__What to do__.
Return every line of the data below unchanged, leaving out the pictures.
━━━ Given entries ━━━
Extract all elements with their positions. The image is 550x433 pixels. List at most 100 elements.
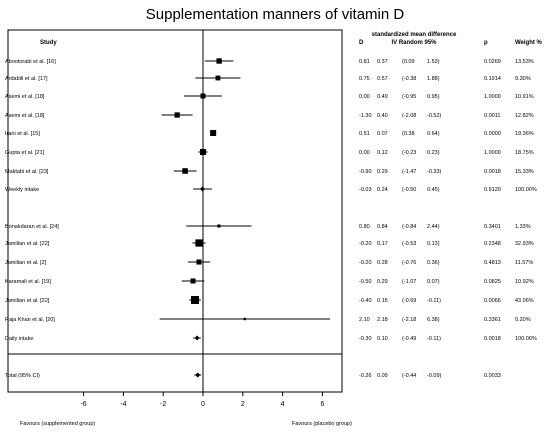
value-weight: 0.20% bbox=[515, 317, 531, 323]
x-tick-label: -4 bbox=[120, 401, 126, 408]
value-weight: 9.30% bbox=[515, 76, 531, 82]
study-label: Ardabili et al. [17] bbox=[5, 76, 48, 82]
value-d: 0.51 bbox=[359, 131, 370, 137]
value-ci-low: (-0.95 bbox=[402, 94, 416, 100]
study-label: Abootorabi et al. [16] bbox=[5, 59, 56, 65]
value-ci-low: (-1.07 bbox=[402, 279, 416, 285]
value-ci-low: (-0.44 bbox=[402, 373, 416, 379]
effect-marker bbox=[210, 129, 217, 137]
value-ci-high: -0.11) bbox=[427, 336, 441, 342]
study-label: Karamali et al. [19] bbox=[5, 279, 51, 285]
value-p: 0.3401 bbox=[484, 224, 501, 230]
value-d: 0.00 bbox=[359, 150, 370, 156]
value-d: -0.40 bbox=[359, 298, 372, 304]
value-ci-high: 0.13) bbox=[427, 241, 440, 247]
value-se: 0.29 bbox=[377, 279, 388, 285]
effect-marker bbox=[200, 149, 206, 155]
value-ci-low: (-0.69 bbox=[402, 298, 416, 304]
x-tick-label: 6 bbox=[320, 401, 324, 408]
value-weight: 13.53% bbox=[515, 59, 534, 65]
value-se: 0.12 bbox=[377, 150, 388, 156]
effect-marker bbox=[190, 278, 196, 284]
study-label: Total (95% CI) bbox=[5, 373, 40, 379]
value-weight: 10.92% bbox=[515, 279, 534, 285]
header-study: Study bbox=[40, 40, 57, 46]
effect-marker bbox=[182, 168, 188, 174]
value-ci-low: (-2.18 bbox=[402, 317, 416, 323]
value-ci-low: (-0.23 bbox=[402, 150, 416, 156]
effect-marker bbox=[243, 317, 246, 321]
value-ci-high: 0.95) bbox=[427, 94, 440, 100]
header-p: p bbox=[484, 40, 488, 46]
value-ci-low: (-1.47 bbox=[402, 169, 416, 175]
value-d: 0.00 bbox=[359, 94, 370, 100]
x-tick-label: -6 bbox=[80, 401, 86, 408]
value-weight: 18.75% bbox=[515, 150, 534, 156]
header-d: D bbox=[359, 40, 364, 46]
value-ci-high: -0.52) bbox=[427, 113, 442, 119]
favours-left-label: Favours (supplemented group) bbox=[20, 421, 95, 427]
value-ci-low: (-0.49 bbox=[402, 336, 416, 342]
value-ci-high: 0.23) bbox=[427, 150, 440, 156]
value-ci-low: (-0.76 bbox=[402, 260, 416, 266]
chart-title: Supplementation manners of vitamin D bbox=[145, 6, 405, 23]
study-label: Jamilian et al. [22] bbox=[5, 241, 50, 247]
study-label: Raja Khan et al. [20] bbox=[5, 317, 55, 323]
effect-marker bbox=[191, 296, 200, 304]
study-label: Jamilian et al. [2] bbox=[5, 260, 47, 266]
value-d: -1.30 bbox=[359, 113, 372, 119]
value-ci-high: 0.07) bbox=[427, 279, 440, 285]
study-label: Jamilian et al. [22] bbox=[5, 298, 50, 304]
value-d: 0.75 bbox=[359, 76, 370, 82]
pooled-diamond bbox=[194, 335, 200, 341]
value-d: 0.80 bbox=[359, 224, 370, 230]
value-d: -0.90 bbox=[359, 169, 372, 175]
pooled-diamond bbox=[199, 186, 205, 192]
value-weight: 11.57% bbox=[515, 260, 533, 266]
value-ci-low: (-0.53 bbox=[402, 241, 416, 247]
value-p: 0.1914 bbox=[484, 76, 501, 82]
value-d: -0.20 bbox=[359, 260, 372, 266]
value-weight: 100.00% bbox=[515, 187, 537, 193]
value-p: 0.0018 bbox=[484, 336, 501, 342]
value-p: 0.9120 bbox=[484, 187, 501, 193]
value-weight: 1.33% bbox=[515, 224, 531, 230]
value-p: 0.0066 bbox=[484, 298, 501, 304]
value-ci-low: (-0.50 bbox=[402, 187, 416, 193]
value-p: 0.3361 bbox=[484, 317, 501, 323]
value-ci-high: 1.53) bbox=[427, 59, 440, 65]
value-ci-high: -0.11) bbox=[427, 298, 441, 304]
value-se: 0.29 bbox=[377, 169, 388, 175]
value-p: 0.0033 bbox=[484, 373, 501, 379]
value-ci-high: -0.09) bbox=[427, 373, 442, 379]
study-label: Asemi et al. [18] bbox=[5, 113, 45, 119]
value-d: -0.30 bbox=[359, 336, 372, 342]
value-se: 0.17 bbox=[377, 241, 388, 247]
effect-marker bbox=[200, 93, 206, 99]
value-p: 0.0269 bbox=[484, 59, 501, 65]
effect-marker bbox=[195, 239, 203, 247]
value-d: -0.03 bbox=[359, 187, 372, 193]
value-ci-low: (-2.08 bbox=[402, 113, 416, 119]
value-weight: 32.93% bbox=[515, 241, 534, 247]
value-ci-low: (0.09 bbox=[402, 59, 415, 65]
value-p: 0.0000 bbox=[484, 131, 501, 137]
value-se: 0.84 bbox=[377, 224, 388, 230]
value-weight: 10.91% bbox=[515, 94, 534, 100]
value-se: 0.07 bbox=[377, 131, 388, 137]
value-se: 0.28 bbox=[377, 260, 388, 266]
value-se: 0.49 bbox=[377, 94, 388, 100]
value-p: 0.0018 bbox=[484, 169, 501, 175]
value-ci-high: 1.88) bbox=[427, 76, 440, 82]
value-se: 0.24 bbox=[377, 187, 388, 193]
value-d: -0.20 bbox=[359, 241, 372, 247]
value-d: 2.10 bbox=[359, 317, 370, 323]
value-p: 0.0011 bbox=[484, 113, 500, 119]
value-se: 2.18 bbox=[377, 317, 388, 323]
value-p: 0.2348 bbox=[484, 241, 501, 247]
effect-marker bbox=[217, 224, 221, 228]
header-effect-line1: standardized mean difference bbox=[372, 32, 457, 38]
value-d: -0.50 bbox=[359, 279, 372, 285]
value-d: 0.81 bbox=[359, 59, 370, 65]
━━━
__Response__.
Extract all elements with their positions. The image is 550x433 pixels. List at most 100 elements.
value-weight: 0.20% bbox=[515, 317, 531, 323]
x-tick-label: -4 bbox=[120, 401, 126, 408]
value-weight: 9.30% bbox=[515, 76, 531, 82]
study-label: Ardabili et al. [17] bbox=[5, 76, 48, 82]
value-d: 0.51 bbox=[359, 131, 370, 137]
value-ci-low: (-0.95 bbox=[402, 94, 416, 100]
study-label: Abootorabi et al. [16] bbox=[5, 59, 56, 65]
value-ci-low: (-1.07 bbox=[402, 279, 416, 285]
value-ci-low: (-0.44 bbox=[402, 373, 416, 379]
effect-marker bbox=[210, 129, 217, 137]
value-ci-high: -0.11) bbox=[427, 336, 441, 342]
study-label: Karamali et al. [19] bbox=[5, 279, 51, 285]
value-p: 0.3401 bbox=[484, 224, 501, 230]
value-d: 0.00 bbox=[359, 150, 370, 156]
value-d: -0.40 bbox=[359, 298, 372, 304]
value-ci-high: 0.13) bbox=[427, 241, 440, 247]
value-se: 0.29 bbox=[377, 279, 388, 285]
effect-marker bbox=[200, 149, 206, 155]
value-ci-low: (-0.69 bbox=[402, 298, 416, 304]
x-tick-label: 6 bbox=[320, 401, 324, 408]
value-weight: 13.53% bbox=[515, 59, 534, 65]
value-se: 0.12 bbox=[377, 150, 388, 156]
effect-marker bbox=[190, 278, 196, 284]
study-label: Total (95% CI) bbox=[5, 373, 40, 379]
value-weight: 10.92% bbox=[515, 279, 534, 285]
header-study: Study bbox=[40, 40, 57, 46]
effect-marker bbox=[182, 168, 188, 174]
value-ci-low: (-2.18 bbox=[402, 317, 416, 323]
value-ci-low: (-0.23 bbox=[402, 150, 416, 156]
effect-marker bbox=[243, 317, 246, 321]
value-ci-high: 0.95) bbox=[427, 94, 440, 100]
header-p: p bbox=[484, 40, 488, 46]
value-ci-low: (-1.47 bbox=[402, 169, 416, 175]
value-d: 0.00 bbox=[359, 94, 370, 100]
x-tick-label: -6 bbox=[80, 401, 86, 408]
value-weight: 18.75% bbox=[515, 150, 534, 156]
header-d: D bbox=[359, 40, 364, 46]
value-ci-high: -0.52) bbox=[427, 113, 442, 119]
favours-left-label: Favours (supplemented group) bbox=[20, 421, 95, 427]
value-ci-low: (-0.49 bbox=[402, 336, 416, 342]
value-ci-high: 0.23) bbox=[427, 150, 440, 156]
value-ci-low: (-0.76 bbox=[402, 260, 416, 266]
chart-title: Supplementation manners of vitamin D bbox=[145, 6, 405, 23]
study-label: Jamilian et al. [22] bbox=[5, 241, 50, 247]
study-label: Raja Khan et al. [20] bbox=[5, 317, 55, 323]
effect-marker bbox=[191, 296, 200, 304]
study-label: Jamilian et al. [2] bbox=[5, 260, 47, 266]
value-d: -1.30 bbox=[359, 113, 372, 119]
value-ci-high: 0.07) bbox=[427, 279, 440, 285]
study-label: Jamilian et al. [22] bbox=[5, 298, 50, 304]
value-d: 0.75 bbox=[359, 76, 370, 82]
pooled-diamond bbox=[194, 335, 200, 341]
value-d: 0.80 bbox=[359, 224, 370, 230]
value-d: -0.90 bbox=[359, 169, 372, 175]
pooled-diamond bbox=[199, 186, 205, 192]
value-weight: 11.57% bbox=[515, 260, 533, 266]
value-ci-low: (-0.53 bbox=[402, 241, 416, 247]
value-p: 0.1914 bbox=[484, 76, 501, 82]
value-d: -0.20 bbox=[359, 260, 372, 266]
value-weight: 100.00% bbox=[515, 187, 537, 193]
value-p: 0.0018 bbox=[484, 336, 501, 342]
value-p: 0.9120 bbox=[484, 187, 501, 193]
value-weight: 1.33% bbox=[515, 224, 531, 230]
value-p: 0.0066 bbox=[484, 298, 501, 304]
value-ci-low: (-0.50 bbox=[402, 187, 416, 193]
value-p: 0.3361 bbox=[484, 317, 501, 323]
value-ci-high: 1.53) bbox=[427, 59, 440, 65]
value-ci-high: -0.11) bbox=[427, 298, 441, 304]
value-se: 0.29 bbox=[377, 169, 388, 175]
value-p: 0.0033 bbox=[484, 373, 501, 379]
value-ci-high: -0.09) bbox=[427, 373, 442, 379]
study-label: Asemi et al. [18] bbox=[5, 113, 45, 119]
value-d: -0.30 bbox=[359, 336, 372, 342]
value-se: 0.17 bbox=[377, 241, 388, 247]
effect-marker bbox=[200, 93, 206, 99]
value-p: 0.0269 bbox=[484, 59, 501, 65]
effect-marker bbox=[195, 239, 203, 247]
value-d: -0.03 bbox=[359, 187, 372, 193]
value-ci-low: (-2.08 bbox=[402, 113, 416, 119]
value-weight: 32.93% bbox=[515, 241, 534, 247]
value-ci-low: (0.09 bbox=[402, 59, 415, 65]
value-p: 0.0000 bbox=[484, 131, 501, 137]
value-se: 0.84 bbox=[377, 224, 388, 230]
value-weight: 10.91% bbox=[515, 94, 534, 100]
value-se: 0.07 bbox=[377, 131, 388, 137]
value-se: 0.28 bbox=[377, 260, 388, 266]
value-se: 0.49 bbox=[377, 94, 388, 100]
value-p: 0.0018 bbox=[484, 169, 501, 175]
value-ci-high: 1.88) bbox=[427, 76, 440, 82]
value-se: 0.24 bbox=[377, 187, 388, 193]
value-d: -0.20 bbox=[359, 241, 372, 247]
value-d: 2.10 bbox=[359, 317, 370, 323]
value-p: 0.0011 bbox=[484, 113, 500, 119]
value-se: 2.18 bbox=[377, 317, 388, 323]
value-p: 0.2348 bbox=[484, 241, 501, 247]
effect-marker bbox=[217, 224, 221, 228]
header-effect-line1: standardized mean difference bbox=[372, 32, 457, 38]
value-d: -0.50 bbox=[359, 279, 372, 285]
value-d: 0.81 bbox=[359, 59, 370, 65]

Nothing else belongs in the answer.